**GOAL**
Your task is to reproduce the entries below word for word.

════════

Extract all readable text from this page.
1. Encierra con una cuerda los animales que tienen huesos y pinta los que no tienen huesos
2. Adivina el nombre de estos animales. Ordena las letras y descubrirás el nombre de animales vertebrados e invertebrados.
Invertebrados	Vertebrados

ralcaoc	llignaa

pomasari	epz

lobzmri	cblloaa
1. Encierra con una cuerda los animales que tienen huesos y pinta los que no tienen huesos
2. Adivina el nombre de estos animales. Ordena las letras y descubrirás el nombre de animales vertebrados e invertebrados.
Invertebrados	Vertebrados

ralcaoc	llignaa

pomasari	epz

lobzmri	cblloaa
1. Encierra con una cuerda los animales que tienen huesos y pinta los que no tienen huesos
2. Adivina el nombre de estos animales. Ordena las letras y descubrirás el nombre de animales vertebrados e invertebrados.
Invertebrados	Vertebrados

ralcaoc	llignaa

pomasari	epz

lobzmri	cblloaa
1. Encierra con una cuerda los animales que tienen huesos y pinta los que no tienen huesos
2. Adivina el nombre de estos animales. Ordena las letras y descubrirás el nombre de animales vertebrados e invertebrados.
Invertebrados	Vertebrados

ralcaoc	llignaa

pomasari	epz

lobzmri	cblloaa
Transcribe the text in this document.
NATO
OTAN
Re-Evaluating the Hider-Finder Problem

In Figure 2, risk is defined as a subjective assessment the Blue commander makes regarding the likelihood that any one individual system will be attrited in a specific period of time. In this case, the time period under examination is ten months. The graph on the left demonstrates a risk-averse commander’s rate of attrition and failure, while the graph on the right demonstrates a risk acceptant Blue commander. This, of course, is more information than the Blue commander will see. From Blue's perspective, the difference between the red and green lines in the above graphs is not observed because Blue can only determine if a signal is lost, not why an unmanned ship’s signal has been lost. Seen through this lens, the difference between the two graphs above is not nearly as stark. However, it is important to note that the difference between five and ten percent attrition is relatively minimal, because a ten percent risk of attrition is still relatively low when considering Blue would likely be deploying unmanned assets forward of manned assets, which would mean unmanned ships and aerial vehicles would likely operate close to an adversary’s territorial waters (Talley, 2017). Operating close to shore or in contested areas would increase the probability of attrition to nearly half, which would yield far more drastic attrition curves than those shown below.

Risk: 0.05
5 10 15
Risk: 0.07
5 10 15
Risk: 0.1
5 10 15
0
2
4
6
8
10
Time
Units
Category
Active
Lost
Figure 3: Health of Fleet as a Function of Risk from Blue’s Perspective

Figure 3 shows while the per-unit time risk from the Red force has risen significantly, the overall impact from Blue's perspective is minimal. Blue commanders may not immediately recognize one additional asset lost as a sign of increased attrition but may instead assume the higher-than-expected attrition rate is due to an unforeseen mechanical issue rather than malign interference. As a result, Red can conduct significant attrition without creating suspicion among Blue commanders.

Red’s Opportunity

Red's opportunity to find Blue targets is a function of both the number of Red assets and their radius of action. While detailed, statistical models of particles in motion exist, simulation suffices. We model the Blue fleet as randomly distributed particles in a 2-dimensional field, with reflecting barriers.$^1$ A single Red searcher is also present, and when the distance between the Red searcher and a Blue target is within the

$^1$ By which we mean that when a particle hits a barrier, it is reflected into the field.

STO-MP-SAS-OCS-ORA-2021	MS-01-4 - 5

════════

**TASK SOLUTION**
Extract all readable text from this page.
1. Encierra con una cuerda los animales que tienen huesos y pinta los que no tienen huesos
2. Adivina el nombre de estos animales. Ordena las letras y descubrirás el nombre de animales vertebrados e invertebrados.
Invertebrados	Vertebrados

ralcaoc	llignaa

pomasari	epz

lobzmri	cblloaa
1. Encierra con una cuerda los animales que tienen huesos y pinta los que no tienen huesos
2. Adivina el nombre de estos animales. Ordena las letras y descubrirás el nombre de animales vertebrados e invertebrados.
Invertebrados	Vertebrados

ralcaoc	llignaa

pomasari	epz

lobzmri	cblloaa
1. Encierra con una cuerda los animales que tienen huesos y pinta los que no tienen huesos
2. Adivina el nombre de estos animales. Ordena las letras y descubrirás el nombre de animales vertebrados e invertebrados.
Invertebrados	Vertebrados

ralcaoc	llignaa

pomasari	epz

lobzmri	cblloaa
1. Encierra con una cuerda los animales que tienen huesos y pinta los que no tienen huesos
2. Adivina el nombre de estos animales. Ordena las letras y descubrirás el nombre de animales vertebrados e invertebrados.
Invertebrados	Vertebrados

ralcaoc	llignaa

pomasari	epz

lobzmri	cblloaa
Transcribe the text in this document.
NATO
OTAN
Re-Evaluating the Hider-Finder Problem

In Figure 2, risk is defined as a subjective assessment the Blue commander makes regarding the likelihood that any one individual system will be attrited in a specific period of time. In this case, the time period under examination is ten months. The graph on the left demonstrates a risk-averse commander’s rate of attrition and failure, while the graph on the right demonstrates a risk acceptant Blue commander. This, of course, is more information than the Blue commander will see. From Blue's perspective, the difference between the red and green lines in the above graphs is not observed because Blue can only determine if a signal is lost, not why an unmanned ship’s signal has been lost. Seen through this lens, the difference between the two graphs above is not nearly as stark. However, it is important to note that the difference between five and ten percent attrition is relatively minimal, because a ten percent risk of attrition is still relatively low when considering Blue would likely be deploying unmanned assets forward of manned assets, which would mean unmanned ships and aerial vehicles would likely operate close to an adversary’s territorial waters (Talley, 2017). Operating close to shore or in contested areas would increase the probability of attrition to nearly half, which would yield far more drastic attrition curves than those shown below.

Risk: 0.05
5 10 15
Risk: 0.07
5 10 15
Risk: 0.1
5 10 15
0
2
4
6
8
10
Time
Units
Category
Active
Lost
Figure 3: Health of Fleet as a Function of Risk from Blue’s Perspective

Figure 3 shows while the per-unit time risk from the Red force has risen significantly, the overall impact from Blue's perspective is minimal. Blue commanders may not immediately recognize one additional asset lost as a sign of increased attrition but may instead assume the higher-than-expected attrition rate is due to an unforeseen mechanical issue rather than malign interference. As a result, Red can conduct significant attrition without creating suspicion among Blue commanders.

Red’s Opportunity

Red's opportunity to find Blue targets is a function of both the number of Red assets and their radius of action. While detailed, statistical models of particles in motion exist, simulation suffices. We model the Blue fleet as randomly distributed particles in a 2-dimensional field, with reflecting barriers.$^1$ A single Red searcher is also present, and when the distance between the Red searcher and a Blue target is within the

$^1$ By which we mean that when a particle hits a barrier, it is reflected into the field.

STO-MP-SAS-OCS-ORA-2021	MS-01-4 - 5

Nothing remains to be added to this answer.